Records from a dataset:
= = = = =

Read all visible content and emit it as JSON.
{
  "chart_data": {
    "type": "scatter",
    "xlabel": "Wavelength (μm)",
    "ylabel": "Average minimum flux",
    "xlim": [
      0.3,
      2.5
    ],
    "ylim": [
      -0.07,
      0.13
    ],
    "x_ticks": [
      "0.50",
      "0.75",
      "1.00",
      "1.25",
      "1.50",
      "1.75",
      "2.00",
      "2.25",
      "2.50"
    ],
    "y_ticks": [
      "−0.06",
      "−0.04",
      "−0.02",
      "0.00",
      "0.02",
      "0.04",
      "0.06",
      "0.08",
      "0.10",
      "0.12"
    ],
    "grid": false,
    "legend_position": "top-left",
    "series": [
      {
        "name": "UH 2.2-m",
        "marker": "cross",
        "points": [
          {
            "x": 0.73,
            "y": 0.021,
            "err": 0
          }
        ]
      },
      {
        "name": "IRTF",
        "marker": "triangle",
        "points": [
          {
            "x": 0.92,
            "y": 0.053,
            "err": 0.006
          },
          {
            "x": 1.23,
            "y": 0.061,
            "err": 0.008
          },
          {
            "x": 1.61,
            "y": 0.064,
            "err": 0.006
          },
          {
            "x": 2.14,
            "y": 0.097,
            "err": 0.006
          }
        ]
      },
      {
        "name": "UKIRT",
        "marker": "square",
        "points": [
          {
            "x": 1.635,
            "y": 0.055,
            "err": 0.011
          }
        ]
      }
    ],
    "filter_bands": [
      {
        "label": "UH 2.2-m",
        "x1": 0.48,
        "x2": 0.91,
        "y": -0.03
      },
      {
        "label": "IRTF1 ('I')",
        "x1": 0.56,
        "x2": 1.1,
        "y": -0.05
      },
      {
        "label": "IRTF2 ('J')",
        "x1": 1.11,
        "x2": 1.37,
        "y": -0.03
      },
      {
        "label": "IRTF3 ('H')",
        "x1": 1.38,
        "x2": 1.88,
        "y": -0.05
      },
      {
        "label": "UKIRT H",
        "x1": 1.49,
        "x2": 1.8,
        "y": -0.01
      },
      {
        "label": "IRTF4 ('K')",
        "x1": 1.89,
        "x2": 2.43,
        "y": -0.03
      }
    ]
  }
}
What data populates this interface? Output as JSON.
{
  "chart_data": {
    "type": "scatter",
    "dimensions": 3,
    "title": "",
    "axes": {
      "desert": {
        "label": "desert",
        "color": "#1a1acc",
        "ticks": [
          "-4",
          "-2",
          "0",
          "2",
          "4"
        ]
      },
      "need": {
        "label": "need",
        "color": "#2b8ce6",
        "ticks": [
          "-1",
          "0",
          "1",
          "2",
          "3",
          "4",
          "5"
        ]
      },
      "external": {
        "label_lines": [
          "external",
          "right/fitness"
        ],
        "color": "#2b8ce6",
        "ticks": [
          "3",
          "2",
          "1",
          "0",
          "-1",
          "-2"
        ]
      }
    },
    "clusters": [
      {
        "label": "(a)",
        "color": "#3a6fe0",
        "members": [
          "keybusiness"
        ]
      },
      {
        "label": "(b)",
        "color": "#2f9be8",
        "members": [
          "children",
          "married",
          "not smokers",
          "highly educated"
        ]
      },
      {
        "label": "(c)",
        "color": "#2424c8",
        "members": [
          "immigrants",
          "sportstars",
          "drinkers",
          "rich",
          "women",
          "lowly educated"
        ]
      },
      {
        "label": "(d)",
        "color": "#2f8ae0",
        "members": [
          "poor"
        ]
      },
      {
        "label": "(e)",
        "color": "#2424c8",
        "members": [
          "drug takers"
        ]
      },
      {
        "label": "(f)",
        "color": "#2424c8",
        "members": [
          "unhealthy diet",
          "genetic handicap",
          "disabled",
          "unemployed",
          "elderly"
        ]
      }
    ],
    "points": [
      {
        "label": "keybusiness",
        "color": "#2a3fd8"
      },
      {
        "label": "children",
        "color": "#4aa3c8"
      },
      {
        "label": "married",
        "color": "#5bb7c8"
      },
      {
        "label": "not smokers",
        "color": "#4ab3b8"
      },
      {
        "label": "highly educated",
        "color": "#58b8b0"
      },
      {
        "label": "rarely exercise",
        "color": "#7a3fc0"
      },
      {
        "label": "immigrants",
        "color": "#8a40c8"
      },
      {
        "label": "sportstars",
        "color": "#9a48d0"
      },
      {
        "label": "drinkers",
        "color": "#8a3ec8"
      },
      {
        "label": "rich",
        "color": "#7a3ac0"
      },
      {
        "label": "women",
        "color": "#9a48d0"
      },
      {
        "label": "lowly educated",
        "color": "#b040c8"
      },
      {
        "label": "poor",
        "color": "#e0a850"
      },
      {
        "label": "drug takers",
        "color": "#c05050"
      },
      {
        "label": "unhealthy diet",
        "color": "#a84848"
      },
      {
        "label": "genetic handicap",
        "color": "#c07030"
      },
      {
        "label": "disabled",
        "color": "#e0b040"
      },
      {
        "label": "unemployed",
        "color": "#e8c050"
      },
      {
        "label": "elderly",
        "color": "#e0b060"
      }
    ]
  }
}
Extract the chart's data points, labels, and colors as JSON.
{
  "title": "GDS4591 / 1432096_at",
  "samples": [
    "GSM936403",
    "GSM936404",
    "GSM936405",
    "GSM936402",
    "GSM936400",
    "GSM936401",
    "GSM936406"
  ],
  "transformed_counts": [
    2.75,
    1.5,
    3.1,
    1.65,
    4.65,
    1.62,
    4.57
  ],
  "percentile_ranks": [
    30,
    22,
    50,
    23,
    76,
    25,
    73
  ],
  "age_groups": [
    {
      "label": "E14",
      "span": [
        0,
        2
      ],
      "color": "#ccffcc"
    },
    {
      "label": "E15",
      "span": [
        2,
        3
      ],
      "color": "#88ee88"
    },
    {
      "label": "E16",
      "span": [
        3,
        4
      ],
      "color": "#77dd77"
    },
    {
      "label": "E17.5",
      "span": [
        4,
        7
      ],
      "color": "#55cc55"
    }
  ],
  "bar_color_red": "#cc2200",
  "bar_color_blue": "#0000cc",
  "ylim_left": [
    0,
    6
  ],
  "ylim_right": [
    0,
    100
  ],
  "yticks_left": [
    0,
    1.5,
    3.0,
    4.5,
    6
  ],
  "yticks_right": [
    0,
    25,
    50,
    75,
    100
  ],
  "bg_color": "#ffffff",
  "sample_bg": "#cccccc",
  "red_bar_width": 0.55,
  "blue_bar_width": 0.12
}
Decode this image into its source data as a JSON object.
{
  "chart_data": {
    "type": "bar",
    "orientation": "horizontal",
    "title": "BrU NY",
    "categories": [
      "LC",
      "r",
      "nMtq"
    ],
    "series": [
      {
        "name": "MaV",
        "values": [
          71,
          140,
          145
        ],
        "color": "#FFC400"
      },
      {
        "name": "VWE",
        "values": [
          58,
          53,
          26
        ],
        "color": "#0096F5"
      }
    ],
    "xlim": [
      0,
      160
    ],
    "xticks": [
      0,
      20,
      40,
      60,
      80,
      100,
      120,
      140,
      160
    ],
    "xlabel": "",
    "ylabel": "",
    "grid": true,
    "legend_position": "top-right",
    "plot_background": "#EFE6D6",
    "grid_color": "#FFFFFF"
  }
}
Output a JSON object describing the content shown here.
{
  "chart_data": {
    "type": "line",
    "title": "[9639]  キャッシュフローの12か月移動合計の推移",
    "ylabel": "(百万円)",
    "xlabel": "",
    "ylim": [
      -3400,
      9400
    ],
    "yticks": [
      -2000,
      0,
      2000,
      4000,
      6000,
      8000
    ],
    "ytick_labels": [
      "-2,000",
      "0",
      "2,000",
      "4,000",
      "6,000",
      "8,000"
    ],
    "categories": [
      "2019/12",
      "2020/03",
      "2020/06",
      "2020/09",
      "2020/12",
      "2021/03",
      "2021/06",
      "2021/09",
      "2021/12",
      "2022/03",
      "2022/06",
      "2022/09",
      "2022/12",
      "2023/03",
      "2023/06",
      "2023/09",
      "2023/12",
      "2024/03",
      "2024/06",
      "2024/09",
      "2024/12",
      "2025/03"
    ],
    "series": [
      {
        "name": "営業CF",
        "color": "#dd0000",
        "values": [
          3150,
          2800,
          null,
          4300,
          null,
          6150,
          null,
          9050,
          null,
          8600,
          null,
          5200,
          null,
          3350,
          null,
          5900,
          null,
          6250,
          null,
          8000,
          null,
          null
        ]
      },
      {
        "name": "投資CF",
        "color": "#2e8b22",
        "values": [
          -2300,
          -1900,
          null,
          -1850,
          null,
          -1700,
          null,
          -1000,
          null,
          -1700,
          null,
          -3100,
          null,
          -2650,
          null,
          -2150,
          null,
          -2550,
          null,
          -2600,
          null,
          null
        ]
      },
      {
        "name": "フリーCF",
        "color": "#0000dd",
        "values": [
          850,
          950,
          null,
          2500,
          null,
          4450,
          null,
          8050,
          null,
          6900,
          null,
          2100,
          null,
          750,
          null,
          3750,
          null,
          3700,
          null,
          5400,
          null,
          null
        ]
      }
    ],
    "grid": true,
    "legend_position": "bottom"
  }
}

= = = = =

WHAT YOU ARE ASKED TO DO:
Pull out all lines from the entries above that include the word "educated".

COMPLETED EXERCISE:
          "highly educated"
          "lowly educated"
        "label": "highly educated",
        "label": "lowly educated",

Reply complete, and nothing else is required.